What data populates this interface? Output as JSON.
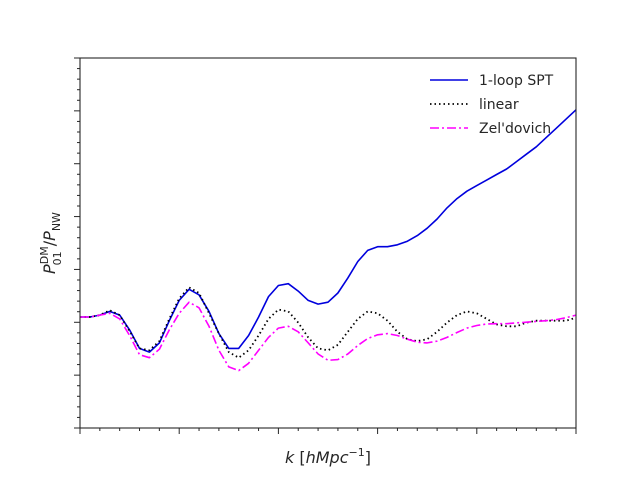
{
  "chart_data": {
    "type": "line",
    "title": "",
    "xlabel": {
      "italic": "k",
      "rest": " [",
      "unit_main": "hMpc",
      "unit_sup": "−1",
      "close": "]"
    },
    "ylabel": {
      "p1": "P",
      "p1_sup": "DM",
      "p1_sub": "01",
      "sep": " /",
      "p2": "P",
      "p2_sub": "NW"
    },
    "tick_labels_shown": false,
    "legend_position": "top-right",
    "grid": false,
    "xlim": [
      0,
      1
    ],
    "ylim": [
      0,
      1
    ],
    "series": [
      {
        "name": "1-loop SPT",
        "color": "#0000dd",
        "style": "solid",
        "x": [
          0.0,
          0.02,
          0.04,
          0.06,
          0.08,
          0.1,
          0.12,
          0.14,
          0.16,
          0.18,
          0.2,
          0.22,
          0.24,
          0.26,
          0.28,
          0.3,
          0.32,
          0.34,
          0.36,
          0.38,
          0.4,
          0.42,
          0.44,
          0.46,
          0.48,
          0.5,
          0.52,
          0.54,
          0.56,
          0.58,
          0.6,
          0.62,
          0.64,
          0.66,
          0.68,
          0.7,
          0.72,
          0.74,
          0.76,
          0.78,
          0.8,
          0.82,
          0.84,
          0.86,
          0.88,
          0.9,
          0.92,
          0.94,
          0.96,
          0.98,
          1.0
        ],
        "y": [
          0.3,
          0.3,
          0.305,
          0.315,
          0.305,
          0.265,
          0.215,
          0.205,
          0.23,
          0.29,
          0.345,
          0.375,
          0.36,
          0.315,
          0.255,
          0.215,
          0.215,
          0.25,
          0.3,
          0.355,
          0.385,
          0.39,
          0.37,
          0.345,
          0.335,
          0.34,
          0.365,
          0.405,
          0.45,
          0.48,
          0.49,
          0.49,
          0.495,
          0.505,
          0.52,
          0.54,
          0.565,
          0.595,
          0.62,
          0.64,
          0.655,
          0.67,
          0.685,
          0.7,
          0.72,
          0.74,
          0.76,
          0.785,
          0.81,
          0.835,
          0.86
        ]
      },
      {
        "name": "linear",
        "color": "#000000",
        "style": "dotted",
        "x": [
          0.0,
          0.02,
          0.04,
          0.06,
          0.08,
          0.1,
          0.12,
          0.14,
          0.16,
          0.18,
          0.2,
          0.22,
          0.24,
          0.26,
          0.28,
          0.3,
          0.32,
          0.34,
          0.36,
          0.38,
          0.4,
          0.42,
          0.44,
          0.46,
          0.48,
          0.5,
          0.52,
          0.54,
          0.56,
          0.58,
          0.6,
          0.62,
          0.64,
          0.66,
          0.68,
          0.7,
          0.72,
          0.74,
          0.76,
          0.78,
          0.8,
          0.82,
          0.84,
          0.86,
          0.88,
          0.9,
          0.92,
          0.94,
          0.96,
          0.98,
          1.0
        ],
        "y": [
          0.3,
          0.3,
          0.305,
          0.318,
          0.305,
          0.262,
          0.215,
          0.21,
          0.235,
          0.295,
          0.35,
          0.38,
          0.365,
          0.31,
          0.255,
          0.205,
          0.19,
          0.21,
          0.25,
          0.295,
          0.32,
          0.315,
          0.285,
          0.245,
          0.215,
          0.21,
          0.225,
          0.26,
          0.295,
          0.315,
          0.31,
          0.29,
          0.26,
          0.24,
          0.235,
          0.24,
          0.26,
          0.285,
          0.305,
          0.315,
          0.31,
          0.295,
          0.28,
          0.275,
          0.275,
          0.285,
          0.29,
          0.29,
          0.29,
          0.29,
          0.298
        ]
      },
      {
        "name": "Zel'dovich",
        "color": "#ff00ff",
        "style": "dashdot",
        "x": [
          0.0,
          0.02,
          0.04,
          0.06,
          0.08,
          0.1,
          0.12,
          0.14,
          0.16,
          0.18,
          0.2,
          0.22,
          0.24,
          0.26,
          0.28,
          0.3,
          0.32,
          0.34,
          0.36,
          0.38,
          0.4,
          0.42,
          0.44,
          0.46,
          0.48,
          0.5,
          0.52,
          0.54,
          0.56,
          0.58,
          0.6,
          0.62,
          0.64,
          0.66,
          0.68,
          0.7,
          0.72,
          0.74,
          0.76,
          0.78,
          0.8,
          0.82,
          0.84,
          0.86,
          0.88,
          0.9,
          0.92,
          0.94,
          0.96,
          0.98,
          1.0
        ],
        "y": [
          0.3,
          0.3,
          0.305,
          0.31,
          0.295,
          0.25,
          0.198,
          0.19,
          0.213,
          0.265,
          0.31,
          0.34,
          0.325,
          0.275,
          0.21,
          0.165,
          0.155,
          0.175,
          0.21,
          0.245,
          0.27,
          0.275,
          0.26,
          0.23,
          0.2,
          0.183,
          0.185,
          0.2,
          0.223,
          0.242,
          0.252,
          0.255,
          0.25,
          0.24,
          0.232,
          0.23,
          0.235,
          0.245,
          0.258,
          0.27,
          0.277,
          0.281,
          0.282,
          0.282,
          0.284,
          0.286,
          0.288,
          0.29,
          0.293,
          0.298,
          0.305
        ]
      }
    ]
  }
}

### Short problem
Leave out every picture and copy the rest of the records exactly.

### The response
What data populates this interface? Output as JSON.
{
  "chart_data": {
    "type": "line",
    "title": "",
    "xlabel": {
      "italic": "k",
      "rest": " [",
      "unit_main": "hMpc",
      "unit_sup": "−1",
      "close": "]"
    },
    "ylabel": {
      "p1": "P",
      "p1_sup": "DM",
      "p1_sub": "01",
      "sep": " /",
      "p2": "P",
      "p2_sub": "NW"
    },
    "tick_labels_shown": false,
    "legend_position": "top-right",
    "grid": false,
    "xlim": [
      0,
      1
    ],
    "ylim": [
      0,
      1
    ],
    "series": [
      {
        "name": "1-loop SPT",
        "color": "#0000dd",
        "style": "solid",
        "x": [
          0.0,
          0.02,
          0.04,
          0.06,
          0.08,
          0.1,
          0.12,
          0.14,
          0.16,
          0.18,
          0.2,
          0.22,
          0.24,
          0.26,
          0.28,
          0.3,
          0.32,
          0.34,
          0.36,
          0.38,
          0.4,
          0.42,
          0.44,
          0.46,
          0.48,
          0.5,
          0.52,
          0.54,
          0.56,
          0.58,
          0.6,
          0.62,
          0.64,
          0.66,
          0.68,
          0.7,
          0.72,
          0.74,
          0.76,
          0.78,
          0.8,
          0.82,
          0.84,
          0.86,
          0.88,
          0.9,
          0.92,
          0.94,
          0.96,
          0.98,
          1.0
        ],
        "y": [
          0.3,
          0.3,
          0.305,
          0.315,
          0.305,
          0.265,
          0.215,
          0.205,
          0.23,
          0.29,
          0.345,
          0.375,
          0.36,
          0.315,
          0.255,
          0.215,
          0.215,
          0.25,
          0.3,
          0.355,
          0.385,
          0.39,
          0.37,
          0.345,
          0.335,
          0.34,
          0.365,
          0.405,
          0.45,
          0.48,
          0.49,
          0.49,
          0.495,
          0.505,
          0.52,
          0.54,
          0.565,
          0.595,
          0.62,
          0.64,
          0.655,
          0.67,
          0.685,
          0.7,
          0.72,
          0.74,
          0.76,
          0.785,
          0.81,
          0.835,
          0.86
        ]
      },
      {
        "name": "linear",
        "color": "#000000",
        "style": "dotted",
        "x": [
          0.0,
          0.02,
          0.04,
          0.06,
          0.08,
          0.1,
          0.12,
          0.14,
          0.16,
          0.18,
          0.2,
          0.22,
          0.24,
          0.26,
          0.28,
          0.3,
          0.32,
          0.34,
          0.36,
          0.38,
          0.4,
          0.42,
          0.44,
          0.46,
          0.48,
          0.5,
          0.52,
          0.54,
          0.56,
          0.58,
          0.6,
          0.62,
          0.64,
          0.66,
          0.68,
          0.7,
          0.72,
          0.74,
          0.76,
          0.78,
          0.8,
          0.82,
          0.84,
          0.86,
          0.88,
          0.9,
          0.92,
          0.94,
          0.96,
          0.98,
          1.0
        ],
        "y": [
          0.3,
          0.3,
          0.305,
          0.318,
          0.305,
          0.262,
          0.215,
          0.21,
          0.235,
          0.295,
          0.35,
          0.38,
          0.365,
          0.31,
          0.255,
          0.205,
          0.19,
          0.21,
          0.25,
          0.295,
          0.32,
          0.315,
          0.285,
          0.245,
          0.215,
          0.21,
          0.225,
          0.26,
          0.295,
          0.315,
          0.31,
          0.29,
          0.26,
          0.24,
          0.235,
          0.24,
          0.26,
          0.285,
          0.305,
          0.315,
          0.31,
          0.295,
          0.28,
          0.275,
          0.275,
          0.285,
          0.29,
          0.29,
          0.29,
          0.29,
          0.298
        ]
      },
      {
        "name": "Zel'dovich",
        "color": "#ff00ff",
        "style": "dashdot",
        "x": [
          0.0,
          0.02,
          0.04,
          0.06,
          0.08,
          0.1,
          0.12,
          0.14,
          0.16,
          0.18,
          0.2,
          0.22,
          0.24,
          0.26,
          0.28,
          0.3,
          0.32,
          0.34,
          0.36,
          0.38,
          0.4,
          0.42,
          0.44,
          0.46,
          0.48,
          0.5,
          0.52,
          0.54,
          0.56,
          0.58,
          0.6,
          0.62,
          0.64,
          0.66,
          0.68,
          0.7,
          0.72,
          0.74,
          0.76,
          0.78,
          0.8,
          0.82,
          0.84,
          0.86,
          0.88,
          0.9,
          0.92,
          0.94,
          0.96,
          0.98,
          1.0
        ],
        "y": [
          0.3,
          0.3,
          0.305,
          0.31,
          0.295,
          0.25,
          0.198,
          0.19,
          0.213,
          0.265,
          0.31,
          0.34,
          0.325,
          0.275,
          0.21,
          0.165,
          0.155,
          0.175,
          0.21,
          0.245,
          0.27,
          0.275,
          0.26,
          0.23,
          0.2,
          0.183,
          0.185,
          0.2,
          0.223,
          0.242,
          0.252,
          0.255,
          0.25,
          0.24,
          0.232,
          0.23,
          0.235,
          0.245,
          0.258,
          0.27,
          0.277,
          0.281,
          0.282,
          0.282,
          0.284,
          0.286,
          0.288,
          0.29,
          0.293,
          0.298,
          0.305
        ]
      }
    ]
  }
}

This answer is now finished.